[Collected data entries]
————

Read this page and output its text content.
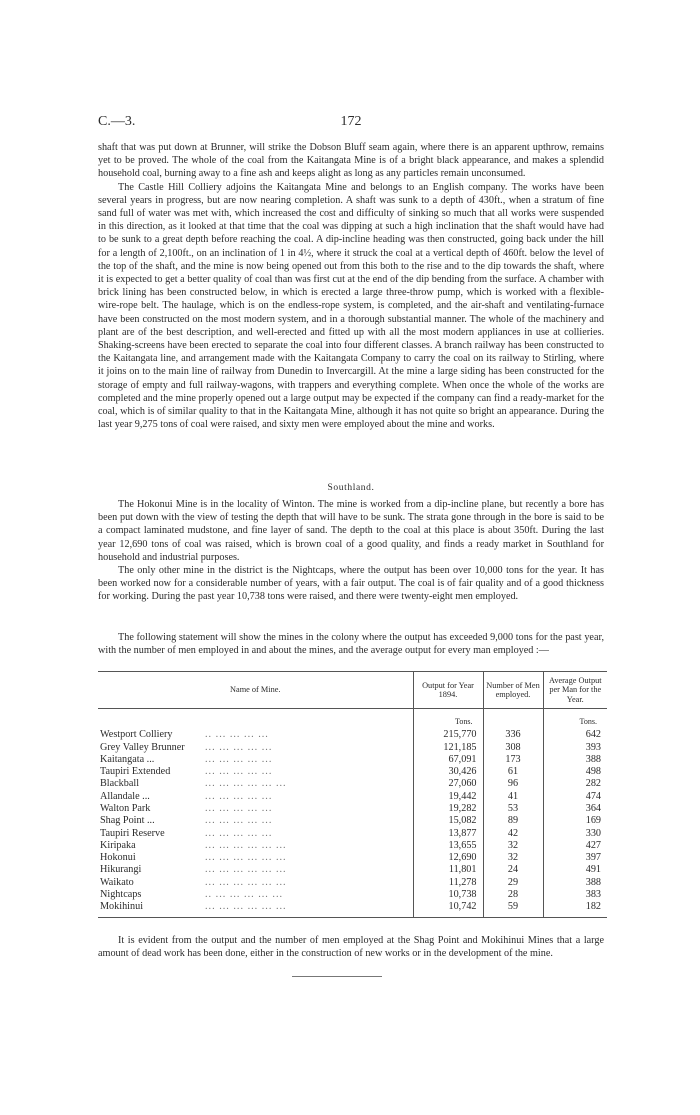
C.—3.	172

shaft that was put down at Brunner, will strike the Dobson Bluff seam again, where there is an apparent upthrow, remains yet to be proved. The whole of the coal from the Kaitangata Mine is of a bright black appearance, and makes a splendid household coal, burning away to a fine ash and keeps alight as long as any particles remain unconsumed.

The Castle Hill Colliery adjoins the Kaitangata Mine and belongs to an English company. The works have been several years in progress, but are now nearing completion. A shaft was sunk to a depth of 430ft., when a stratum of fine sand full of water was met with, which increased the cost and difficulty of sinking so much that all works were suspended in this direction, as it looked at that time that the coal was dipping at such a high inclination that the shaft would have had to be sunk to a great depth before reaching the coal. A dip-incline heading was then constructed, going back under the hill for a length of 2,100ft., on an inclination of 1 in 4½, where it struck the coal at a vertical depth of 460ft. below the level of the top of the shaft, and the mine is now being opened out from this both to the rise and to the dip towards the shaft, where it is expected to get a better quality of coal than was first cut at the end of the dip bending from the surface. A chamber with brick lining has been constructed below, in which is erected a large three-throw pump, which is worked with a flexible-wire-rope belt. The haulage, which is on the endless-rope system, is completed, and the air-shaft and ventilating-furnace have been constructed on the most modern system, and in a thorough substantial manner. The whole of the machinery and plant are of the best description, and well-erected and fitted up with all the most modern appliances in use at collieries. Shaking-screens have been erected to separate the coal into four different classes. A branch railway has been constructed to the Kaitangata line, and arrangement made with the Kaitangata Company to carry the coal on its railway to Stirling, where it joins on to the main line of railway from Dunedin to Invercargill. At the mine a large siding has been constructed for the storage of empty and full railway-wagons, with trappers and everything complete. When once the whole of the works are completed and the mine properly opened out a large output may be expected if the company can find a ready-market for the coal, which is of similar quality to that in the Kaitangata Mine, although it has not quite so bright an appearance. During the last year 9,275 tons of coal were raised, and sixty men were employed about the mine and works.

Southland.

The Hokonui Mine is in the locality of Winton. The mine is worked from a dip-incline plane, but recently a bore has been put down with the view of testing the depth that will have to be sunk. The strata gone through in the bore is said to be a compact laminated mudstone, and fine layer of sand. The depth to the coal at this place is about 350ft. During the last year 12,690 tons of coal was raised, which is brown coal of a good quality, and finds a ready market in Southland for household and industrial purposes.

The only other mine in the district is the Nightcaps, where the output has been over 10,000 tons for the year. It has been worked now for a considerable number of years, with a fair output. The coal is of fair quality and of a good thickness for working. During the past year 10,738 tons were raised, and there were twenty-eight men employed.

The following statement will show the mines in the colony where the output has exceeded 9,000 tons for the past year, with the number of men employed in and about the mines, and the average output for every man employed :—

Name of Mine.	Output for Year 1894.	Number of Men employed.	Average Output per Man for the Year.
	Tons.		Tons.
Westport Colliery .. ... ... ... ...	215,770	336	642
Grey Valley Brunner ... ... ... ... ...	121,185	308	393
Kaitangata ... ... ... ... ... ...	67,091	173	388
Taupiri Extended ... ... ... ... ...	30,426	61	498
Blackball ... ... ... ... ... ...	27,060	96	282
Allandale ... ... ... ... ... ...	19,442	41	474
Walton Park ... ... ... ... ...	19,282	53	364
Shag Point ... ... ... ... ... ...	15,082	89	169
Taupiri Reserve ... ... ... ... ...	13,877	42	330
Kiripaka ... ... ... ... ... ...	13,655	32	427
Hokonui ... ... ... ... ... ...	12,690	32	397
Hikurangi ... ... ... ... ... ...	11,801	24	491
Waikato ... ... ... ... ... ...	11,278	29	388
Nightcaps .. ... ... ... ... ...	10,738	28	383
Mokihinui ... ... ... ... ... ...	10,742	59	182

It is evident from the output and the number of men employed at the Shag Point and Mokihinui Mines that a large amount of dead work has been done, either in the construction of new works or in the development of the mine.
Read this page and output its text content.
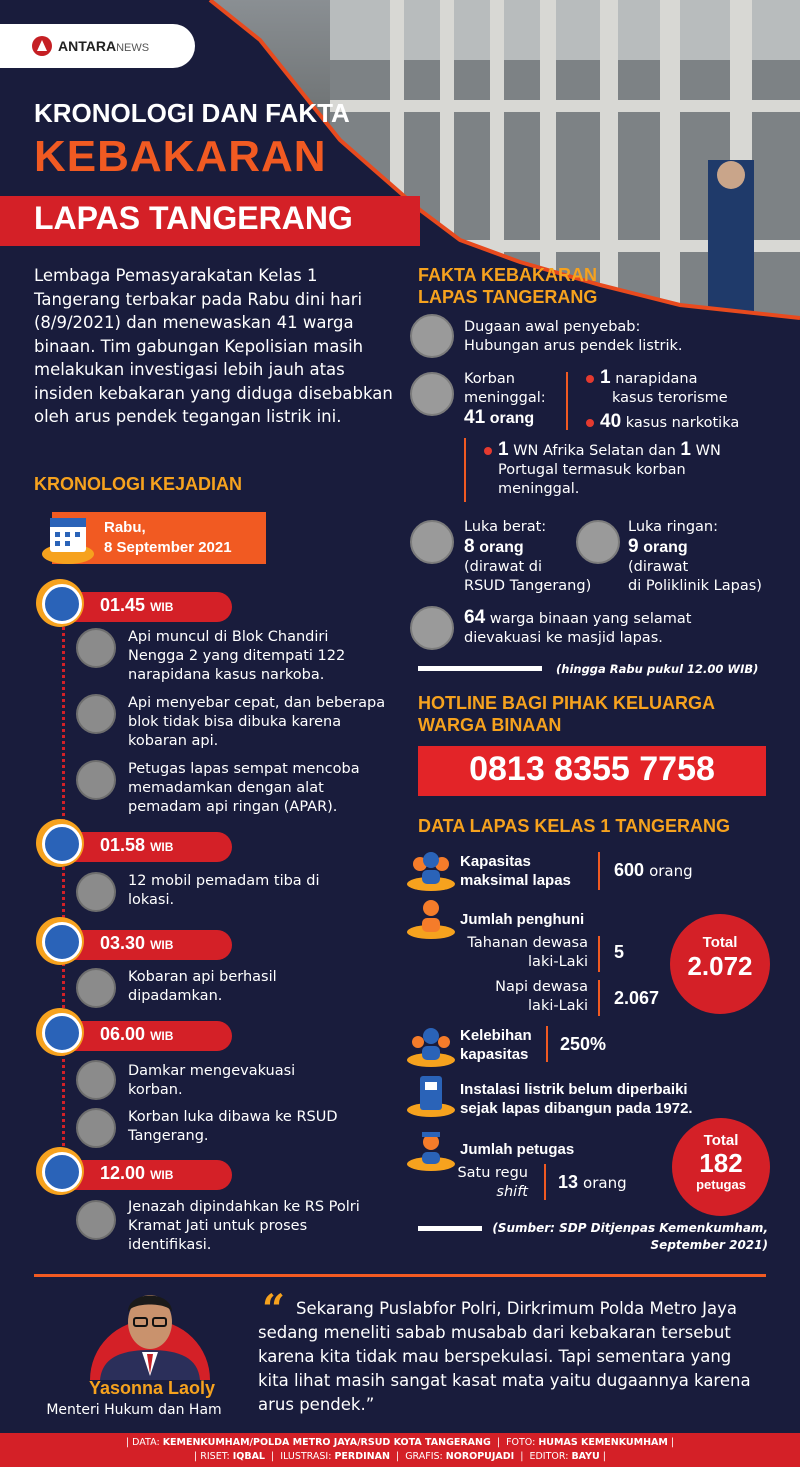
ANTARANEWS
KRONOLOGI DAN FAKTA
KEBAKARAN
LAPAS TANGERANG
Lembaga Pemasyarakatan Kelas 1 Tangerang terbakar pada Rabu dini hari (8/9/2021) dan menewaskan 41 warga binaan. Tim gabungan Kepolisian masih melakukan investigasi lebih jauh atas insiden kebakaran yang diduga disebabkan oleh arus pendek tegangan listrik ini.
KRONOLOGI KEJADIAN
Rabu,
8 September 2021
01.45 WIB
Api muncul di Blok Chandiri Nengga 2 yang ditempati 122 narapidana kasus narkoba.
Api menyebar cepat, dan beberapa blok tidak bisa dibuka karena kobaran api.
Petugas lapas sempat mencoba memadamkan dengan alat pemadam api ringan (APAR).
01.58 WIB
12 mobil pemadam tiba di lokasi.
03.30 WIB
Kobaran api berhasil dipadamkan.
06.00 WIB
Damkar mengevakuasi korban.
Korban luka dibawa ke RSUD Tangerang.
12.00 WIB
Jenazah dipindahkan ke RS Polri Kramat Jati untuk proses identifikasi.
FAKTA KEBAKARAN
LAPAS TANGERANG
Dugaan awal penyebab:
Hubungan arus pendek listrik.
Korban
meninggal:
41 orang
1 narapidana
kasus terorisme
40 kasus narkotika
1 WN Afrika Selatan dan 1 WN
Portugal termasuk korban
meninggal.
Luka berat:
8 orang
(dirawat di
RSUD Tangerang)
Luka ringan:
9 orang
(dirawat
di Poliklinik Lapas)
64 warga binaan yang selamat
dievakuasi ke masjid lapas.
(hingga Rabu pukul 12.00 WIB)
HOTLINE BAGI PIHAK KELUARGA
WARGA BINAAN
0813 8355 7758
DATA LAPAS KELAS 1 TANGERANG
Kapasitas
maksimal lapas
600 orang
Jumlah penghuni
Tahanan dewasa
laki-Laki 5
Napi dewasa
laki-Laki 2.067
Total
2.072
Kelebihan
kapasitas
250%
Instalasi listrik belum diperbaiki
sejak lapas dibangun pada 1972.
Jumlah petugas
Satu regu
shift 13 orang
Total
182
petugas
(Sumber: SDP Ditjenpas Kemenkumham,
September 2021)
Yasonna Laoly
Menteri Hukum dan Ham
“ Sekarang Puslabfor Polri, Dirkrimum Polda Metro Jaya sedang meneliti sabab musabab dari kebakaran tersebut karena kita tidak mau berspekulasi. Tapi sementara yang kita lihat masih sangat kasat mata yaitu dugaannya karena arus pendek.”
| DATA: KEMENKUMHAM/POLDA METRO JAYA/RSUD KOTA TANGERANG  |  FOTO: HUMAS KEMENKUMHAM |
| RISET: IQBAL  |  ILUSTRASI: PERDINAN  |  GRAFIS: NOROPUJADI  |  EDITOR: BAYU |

————

--- PROBLEM DESCRIPTION ---
In the records above, find each line that holds the word "pendek"; copy all such lines.

--- EXERCISE SOLUTION ---
Lembaga Pemasyarakatan Kelas 1 Tangerang terbakar pada Rabu dini hari (8/9/2021) dan menewaskan 41 warga binaan. Tim gabungan Kepolisian masih melakukan investigasi lebih jauh atas insiden kebakaran yang diduga disebabkan oleh arus pendek tegangan listrik ini.
Hubungan arus pendek listrik.
“ Sekarang Puslabfor Polri, Dirkrimum Polda Metro Jaya sedang meneliti sabab musabab dari kebakaran tersebut karena kita tidak mau berspekulasi. Tapi sementara yang kita lihat masih sangat kasat mata yaitu dugaannya karena arus pendek.”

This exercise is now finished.